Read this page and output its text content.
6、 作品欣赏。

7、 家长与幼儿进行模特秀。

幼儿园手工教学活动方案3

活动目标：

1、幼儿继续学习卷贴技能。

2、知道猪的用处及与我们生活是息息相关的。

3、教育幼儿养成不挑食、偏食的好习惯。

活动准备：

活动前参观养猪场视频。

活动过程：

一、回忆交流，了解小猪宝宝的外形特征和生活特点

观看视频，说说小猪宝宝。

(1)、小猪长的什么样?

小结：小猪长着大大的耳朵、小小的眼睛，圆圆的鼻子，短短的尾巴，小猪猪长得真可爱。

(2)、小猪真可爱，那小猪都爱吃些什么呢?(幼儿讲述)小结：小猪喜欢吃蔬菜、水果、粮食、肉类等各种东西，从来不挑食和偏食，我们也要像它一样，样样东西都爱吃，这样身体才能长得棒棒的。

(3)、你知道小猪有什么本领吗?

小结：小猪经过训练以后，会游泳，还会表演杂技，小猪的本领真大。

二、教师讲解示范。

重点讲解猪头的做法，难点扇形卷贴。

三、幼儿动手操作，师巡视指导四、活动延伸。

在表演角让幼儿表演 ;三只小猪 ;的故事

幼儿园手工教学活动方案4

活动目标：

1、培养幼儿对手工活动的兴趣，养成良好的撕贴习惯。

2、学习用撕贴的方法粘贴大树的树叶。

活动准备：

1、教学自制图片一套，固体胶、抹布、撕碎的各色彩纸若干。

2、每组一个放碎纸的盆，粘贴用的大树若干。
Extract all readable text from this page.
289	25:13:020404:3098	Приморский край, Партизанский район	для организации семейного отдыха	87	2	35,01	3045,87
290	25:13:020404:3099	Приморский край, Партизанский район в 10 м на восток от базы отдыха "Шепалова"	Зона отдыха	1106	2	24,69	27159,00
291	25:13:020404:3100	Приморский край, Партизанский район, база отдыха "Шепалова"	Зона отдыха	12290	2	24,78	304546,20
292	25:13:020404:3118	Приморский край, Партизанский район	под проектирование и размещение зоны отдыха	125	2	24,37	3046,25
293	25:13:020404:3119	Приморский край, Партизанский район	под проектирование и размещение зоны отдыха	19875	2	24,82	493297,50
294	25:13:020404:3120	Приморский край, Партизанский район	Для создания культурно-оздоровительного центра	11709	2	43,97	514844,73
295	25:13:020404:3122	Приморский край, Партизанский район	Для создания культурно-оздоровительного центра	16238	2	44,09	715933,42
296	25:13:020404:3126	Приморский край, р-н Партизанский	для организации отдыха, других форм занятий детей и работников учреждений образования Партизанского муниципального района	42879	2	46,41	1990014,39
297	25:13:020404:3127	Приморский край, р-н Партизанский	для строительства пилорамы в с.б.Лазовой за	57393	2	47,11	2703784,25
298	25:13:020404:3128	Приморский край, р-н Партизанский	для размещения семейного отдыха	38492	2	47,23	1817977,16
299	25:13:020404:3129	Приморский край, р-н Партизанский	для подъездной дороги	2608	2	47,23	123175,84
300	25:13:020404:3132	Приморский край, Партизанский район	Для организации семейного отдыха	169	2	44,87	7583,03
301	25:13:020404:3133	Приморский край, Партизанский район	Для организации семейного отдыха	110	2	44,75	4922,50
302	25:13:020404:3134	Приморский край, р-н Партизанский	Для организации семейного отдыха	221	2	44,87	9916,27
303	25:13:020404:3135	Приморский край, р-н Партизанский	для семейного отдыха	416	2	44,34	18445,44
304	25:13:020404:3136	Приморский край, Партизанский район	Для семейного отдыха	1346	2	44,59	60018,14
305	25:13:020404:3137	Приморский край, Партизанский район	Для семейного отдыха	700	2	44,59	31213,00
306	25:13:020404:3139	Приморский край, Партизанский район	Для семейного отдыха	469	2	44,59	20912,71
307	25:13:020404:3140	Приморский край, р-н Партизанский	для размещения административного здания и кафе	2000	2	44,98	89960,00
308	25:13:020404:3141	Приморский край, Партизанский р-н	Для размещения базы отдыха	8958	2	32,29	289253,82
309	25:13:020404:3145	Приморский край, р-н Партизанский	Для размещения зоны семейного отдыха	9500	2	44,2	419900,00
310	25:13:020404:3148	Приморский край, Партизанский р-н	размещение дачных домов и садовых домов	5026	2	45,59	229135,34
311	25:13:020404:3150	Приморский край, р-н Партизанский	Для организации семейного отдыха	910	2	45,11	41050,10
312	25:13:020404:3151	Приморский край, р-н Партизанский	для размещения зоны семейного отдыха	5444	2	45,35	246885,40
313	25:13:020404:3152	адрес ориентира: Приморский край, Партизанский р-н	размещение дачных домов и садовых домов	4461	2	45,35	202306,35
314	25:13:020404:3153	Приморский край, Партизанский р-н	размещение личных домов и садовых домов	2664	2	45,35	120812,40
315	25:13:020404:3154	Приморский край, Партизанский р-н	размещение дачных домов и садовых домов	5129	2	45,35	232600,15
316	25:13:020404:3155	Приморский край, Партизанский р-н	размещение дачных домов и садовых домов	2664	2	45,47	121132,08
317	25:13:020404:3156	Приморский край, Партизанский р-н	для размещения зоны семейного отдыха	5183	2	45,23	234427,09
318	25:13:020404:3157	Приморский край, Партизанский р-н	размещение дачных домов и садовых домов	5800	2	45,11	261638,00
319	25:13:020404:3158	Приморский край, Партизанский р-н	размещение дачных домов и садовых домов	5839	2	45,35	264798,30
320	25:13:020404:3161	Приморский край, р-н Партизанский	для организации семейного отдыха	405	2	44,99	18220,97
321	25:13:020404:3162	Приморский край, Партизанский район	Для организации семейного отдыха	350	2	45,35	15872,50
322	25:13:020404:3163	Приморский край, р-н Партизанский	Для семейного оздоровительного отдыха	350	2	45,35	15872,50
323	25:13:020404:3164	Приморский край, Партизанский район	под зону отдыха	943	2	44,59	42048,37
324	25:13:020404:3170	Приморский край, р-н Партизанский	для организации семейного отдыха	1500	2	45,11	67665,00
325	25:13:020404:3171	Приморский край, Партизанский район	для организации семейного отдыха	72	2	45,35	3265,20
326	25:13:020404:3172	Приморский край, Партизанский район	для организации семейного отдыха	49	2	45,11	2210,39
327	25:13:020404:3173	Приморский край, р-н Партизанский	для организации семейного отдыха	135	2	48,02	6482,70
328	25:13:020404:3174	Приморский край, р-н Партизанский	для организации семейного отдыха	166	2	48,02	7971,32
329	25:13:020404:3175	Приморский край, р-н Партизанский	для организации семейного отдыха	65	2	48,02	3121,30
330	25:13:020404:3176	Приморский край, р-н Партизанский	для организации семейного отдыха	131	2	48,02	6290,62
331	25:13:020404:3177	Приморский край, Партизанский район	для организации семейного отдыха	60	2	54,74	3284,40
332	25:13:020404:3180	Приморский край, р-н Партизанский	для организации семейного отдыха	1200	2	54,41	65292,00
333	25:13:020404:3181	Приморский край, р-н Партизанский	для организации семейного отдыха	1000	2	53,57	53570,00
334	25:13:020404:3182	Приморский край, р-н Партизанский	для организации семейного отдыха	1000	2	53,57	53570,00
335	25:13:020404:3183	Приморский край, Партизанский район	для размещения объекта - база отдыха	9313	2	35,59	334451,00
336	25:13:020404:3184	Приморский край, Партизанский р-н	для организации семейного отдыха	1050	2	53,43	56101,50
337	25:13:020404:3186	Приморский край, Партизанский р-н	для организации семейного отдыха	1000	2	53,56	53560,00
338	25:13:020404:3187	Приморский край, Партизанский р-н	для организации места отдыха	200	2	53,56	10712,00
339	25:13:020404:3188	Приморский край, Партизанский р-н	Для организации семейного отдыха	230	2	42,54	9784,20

----------

**STATED GOAL**
Copy each line of the records above that carries the word "садовых".

**RESPONSE**
310	25:13:020404:3148	Приморский край, Партизанский р-н	размещение дачных домов и садовых домов	5026	2	45,59	229135,34
313	25:13:020404:3152	адрес ориентира: Приморский край, Партизанский р-н	размещение дачных домов и садовых домов	4461	2	45,35	202306,35
314	25:13:020404:3153	Приморский край, Партизанский р-н	размещение личных домов и садовых домов	2664	2	45,35	120812,40
315	25:13:020404:3154	Приморский край, Партизанский р-н	размещение дачных домов и садовых домов	5129	2	45,35	232600,15
316	25:13:020404:3155	Приморский край, Партизанский р-н	размещение дачных домов и садовых домов	2664	2	45,47	121132,08
318	25:13:020404:3157	Приморский край, Партизанский р-н	размещение дачных домов и садовых домов	5800	2	45,11	261638,00
319	25:13:020404:3158	Приморский край, Партизанский р-н	размещение дачных домов и садовых домов	5839	2	45,35	264798,30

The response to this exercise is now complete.